## [What you have to do]
Copy every line of the entries that includes the word "pair".

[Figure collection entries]
▬▬▬▬▬▬

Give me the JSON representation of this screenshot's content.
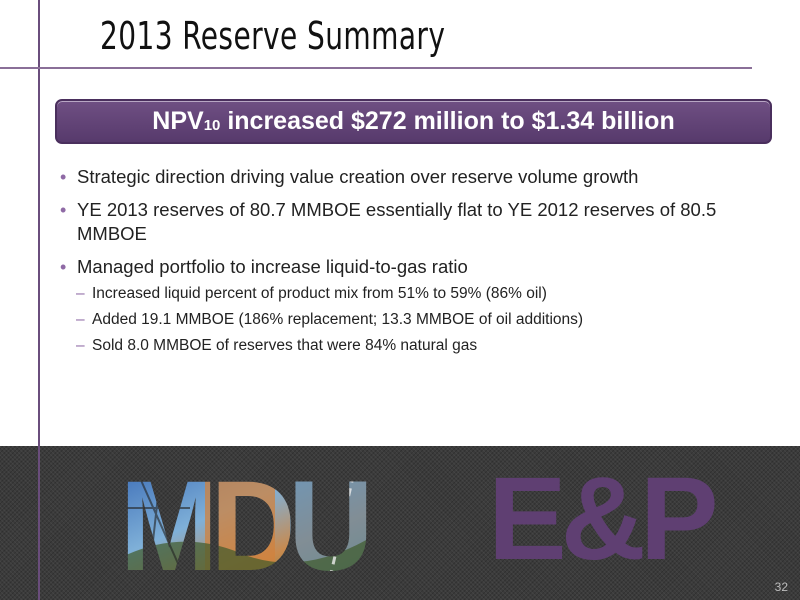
{
  "slide": {
    "title": "2013 Reserve Summary",
    "banner": {
      "prefix": "NPV",
      "subscript": "10",
      "suffix": " increased $272 million to $1.34 billion"
    },
    "bullets": [
      "Strategic direction driving value creation over reserve volume growth",
      "YE 2013 reserves of 80.7 MMBOE essentially flat to YE 2012 reserves of 80.5 MMBOE",
      "Managed portfolio to increase liquid-to-gas ratio"
    ],
    "sub_bullets": [
      "Increased liquid percent of product mix from 51% to 59% (86% oil)",
      "Added 19.1 MMBOE (186% replacement; 13.3 MMBOE of oil additions)",
      "Sold 8.0 MMBOE of reserves that were 84% natural gas"
    ],
    "footer": {
      "logo_text": "MDU",
      "logo_suffix": "E&P",
      "page_number": "32"
    },
    "colors": {
      "accent": "#5f3f72",
      "banner": "#6a4b7e",
      "bullet": "#8f6aa5",
      "footer_bg": "#3b3b3b"
    }
  }
}
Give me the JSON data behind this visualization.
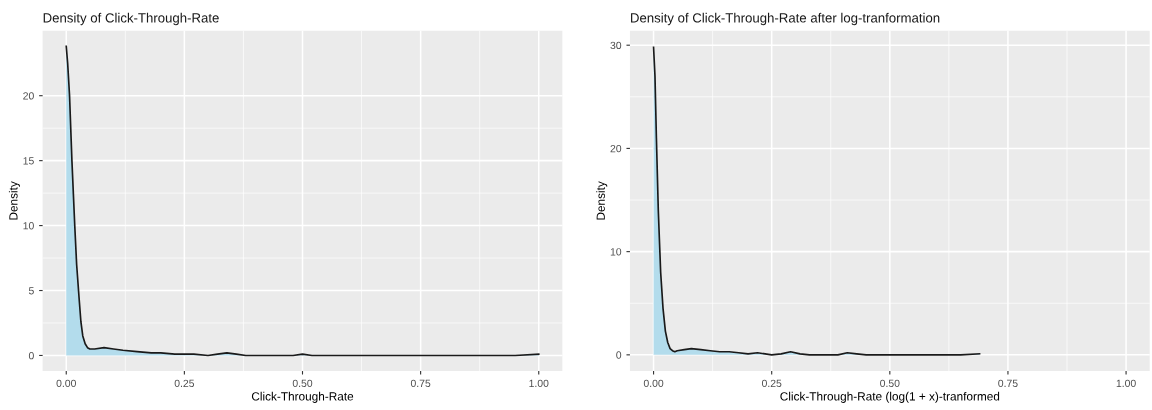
{
  "chart_data": [
    {
      "type": "area",
      "title": "Density of Click-Through-Rate",
      "xlabel": "Click-Through-Rate",
      "ylabel": "Density",
      "xlim": [
        -0.05,
        1.05
      ],
      "ylim": [
        -1.2,
        25
      ],
      "xticks": [
        {
          "value": 0,
          "label": "0.00"
        },
        {
          "value": 0.25,
          "label": "0.25"
        },
        {
          "value": 0.5,
          "label": "0.50"
        },
        {
          "value": 0.75,
          "label": "0.75"
        },
        {
          "value": 1,
          "label": "1.00"
        }
      ],
      "yticks": [
        0,
        5,
        10,
        15,
        20
      ],
      "grid": true,
      "legend": false,
      "series": [
        {
          "color": "#b3dcec",
          "x": [
            0,
            0.003,
            0.007,
            0.012,
            0.018,
            0.022,
            0.027,
            0.031,
            0.035,
            0.04,
            0.045,
            0.05,
            0.06,
            0.08,
            0.1,
            0.12,
            0.15,
            0.18,
            0.2,
            0.23,
            0.25,
            0.27,
            0.3,
            0.32,
            0.34,
            0.36,
            0.38,
            0.42,
            0.46,
            0.48,
            0.5,
            0.52,
            0.55,
            0.6,
            0.7,
            0.8,
            0.9,
            0.95,
            1.0
          ],
          "values": [
            23.8,
            22.5,
            20,
            15,
            10,
            7,
            4.5,
            2.6,
            1.5,
            0.9,
            0.6,
            0.5,
            0.5,
            0.6,
            0.5,
            0.4,
            0.3,
            0.2,
            0.2,
            0.1,
            0.1,
            0.1,
            0.0,
            0.1,
            0.2,
            0.1,
            0.0,
            0.0,
            0.0,
            0.0,
            0.1,
            0.0,
            0.0,
            0.0,
            0.0,
            0.0,
            0.0,
            0.0,
            0.1
          ]
        }
      ]
    },
    {
      "type": "area",
      "title": "Density of Click-Through-Rate after log-tranformation",
      "xlabel": "Click-Through-Rate (log(1 + x)-tranformed",
      "ylabel": "Density",
      "xlim": [
        -0.05,
        1.05
      ],
      "ylim": [
        -1.57,
        31.4
      ],
      "xticks": [
        {
          "value": 0,
          "label": "0.00"
        },
        {
          "value": 0.25,
          "label": "0.25"
        },
        {
          "value": 0.5,
          "label": "0.50"
        },
        {
          "value": 0.75,
          "label": "0.75"
        },
        {
          "value": 1,
          "label": "1.00"
        }
      ],
      "yticks": [
        0,
        10,
        20,
        30
      ],
      "grid": true,
      "legend": false,
      "series": [
        {
          "color": "#b3dcec",
          "x": [
            0,
            0.003,
            0.006,
            0.01,
            0.015,
            0.02,
            0.025,
            0.03,
            0.035,
            0.04,
            0.045,
            0.05,
            0.065,
            0.08,
            0.1,
            0.12,
            0.14,
            0.16,
            0.18,
            0.2,
            0.22,
            0.25,
            0.27,
            0.29,
            0.31,
            0.33,
            0.38,
            0.39,
            0.41,
            0.43,
            0.45,
            0.5,
            0.6,
            0.65,
            0.69
          ],
          "values": [
            29.8,
            27,
            21,
            14,
            8,
            4.5,
            2.3,
            1.2,
            0.6,
            0.4,
            0.3,
            0.4,
            0.5,
            0.6,
            0.5,
            0.4,
            0.3,
            0.3,
            0.2,
            0.1,
            0.2,
            0.0,
            0.1,
            0.3,
            0.1,
            0.0,
            0.0,
            0.0,
            0.2,
            0.1,
            0.0,
            0.0,
            0.0,
            0.0,
            0.1
          ]
        }
      ]
    }
  ]
}
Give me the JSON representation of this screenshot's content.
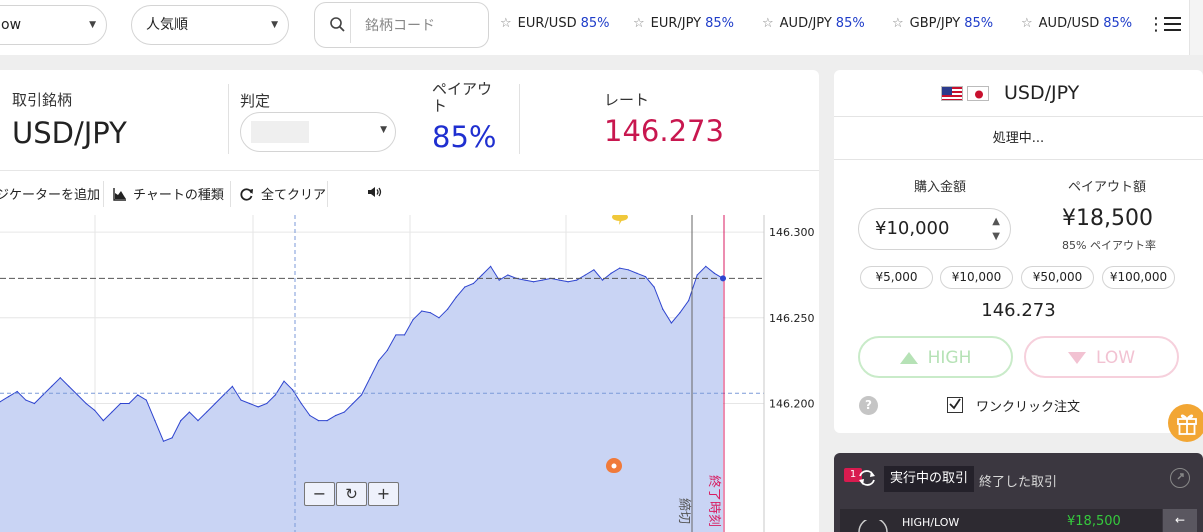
{
  "topbar": {
    "sort_select": "ow",
    "popular_select": "人気順",
    "search_placeholder": "銘柄コード",
    "favorites": [
      {
        "pair": "EUR/USD",
        "payout": "85%"
      },
      {
        "pair": "EUR/JPY",
        "payout": "85%"
      },
      {
        "pair": "AUD/JPY",
        "payout": "85%"
      },
      {
        "pair": "GBP/JPY",
        "payout": "85%"
      },
      {
        "pair": "AUD/USD",
        "payout": "85%"
      }
    ]
  },
  "info": {
    "symbol_label": "取引銘柄",
    "symbol": "USD/JPY",
    "judge_label": "判定",
    "payout_label": "ペイアウト",
    "payout": "85%",
    "rate_label": "レート",
    "rate": "146.273"
  },
  "chart_toolbar": {
    "indicator": "ジケーターを追加",
    "chart_type": "チャートの種類",
    "clear_all": "全てクリア"
  },
  "chart": {
    "y_ticks": [
      "146.300",
      "146.250",
      "146.200"
    ],
    "deadline_label": "締切",
    "end_time_label": "終了時刻",
    "zoom_buttons": [
      "−",
      "↻",
      "+"
    ],
    "current_rate": 146.273,
    "colors": {
      "area": "#c9d4f4",
      "line": "#2f45cf",
      "end_line": "#d81b60"
    }
  },
  "chart_data": {
    "type": "area",
    "ylim": [
      146.125,
      146.31
    ],
    "yticks": [
      146.3,
      146.25,
      146.2
    ],
    "values": [
      146.201,
      146.204,
      146.207,
      146.202,
      146.2,
      146.205,
      146.21,
      146.215,
      146.21,
      146.205,
      146.2,
      146.196,
      146.19,
      146.195,
      146.2,
      146.2,
      146.205,
      146.202,
      146.19,
      146.178,
      146.18,
      146.19,
      146.195,
      146.19,
      146.195,
      146.2,
      146.205,
      146.21,
      146.202,
      146.2,
      146.198,
      146.2,
      146.205,
      146.213,
      146.208,
      146.2,
      146.193,
      146.19,
      146.19,
      146.193,
      146.195,
      146.2,
      146.205,
      146.215,
      146.225,
      146.231,
      146.24,
      146.24,
      146.249,
      146.254,
      146.253,
      146.25,
      146.255,
      146.262,
      146.268,
      146.27,
      146.275,
      146.28,
      146.272,
      146.275,
      146.273,
      146.272,
      146.271,
      146.272,
      146.273,
      146.272,
      146.271,
      146.272,
      146.275,
      146.278,
      146.272,
      146.276,
      146.279,
      146.278,
      146.276,
      146.274,
      146.268,
      146.255,
      146.247,
      146.253,
      146.26,
      146.275,
      146.28,
      146.276,
      146.273
    ]
  },
  "trade": {
    "pair": "USD/JPY",
    "status": "処理中...",
    "amount_label": "購入金額",
    "payout_amount_label": "ペイアウト額",
    "amount": "¥10,000",
    "payout_amount": "¥18,500",
    "payout_rate": "85% ペイアウト率",
    "quick_amounts": [
      "¥5,000",
      "¥10,000",
      "¥50,000",
      "¥100,000"
    ],
    "price": "146.273",
    "high": "HIGH",
    "low": "LOW",
    "help": "?",
    "one_click": "ワンクリック注文"
  },
  "positions": {
    "badge": "1",
    "active_tab": "実行中の取引",
    "closed_tab": "終了した取引",
    "row_type": "HIGH/LOW",
    "row_amount": "¥18,500"
  }
}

▬▬▬▬▬▬

## [Completed task]
        "pair": "EUR/USD",
        "pair": "EUR/JPY",
        "pair": "AUD/JPY",
        "pair": "GBP/JPY",
        "pair": "AUD/USD",
    "pair": "USD/JPY",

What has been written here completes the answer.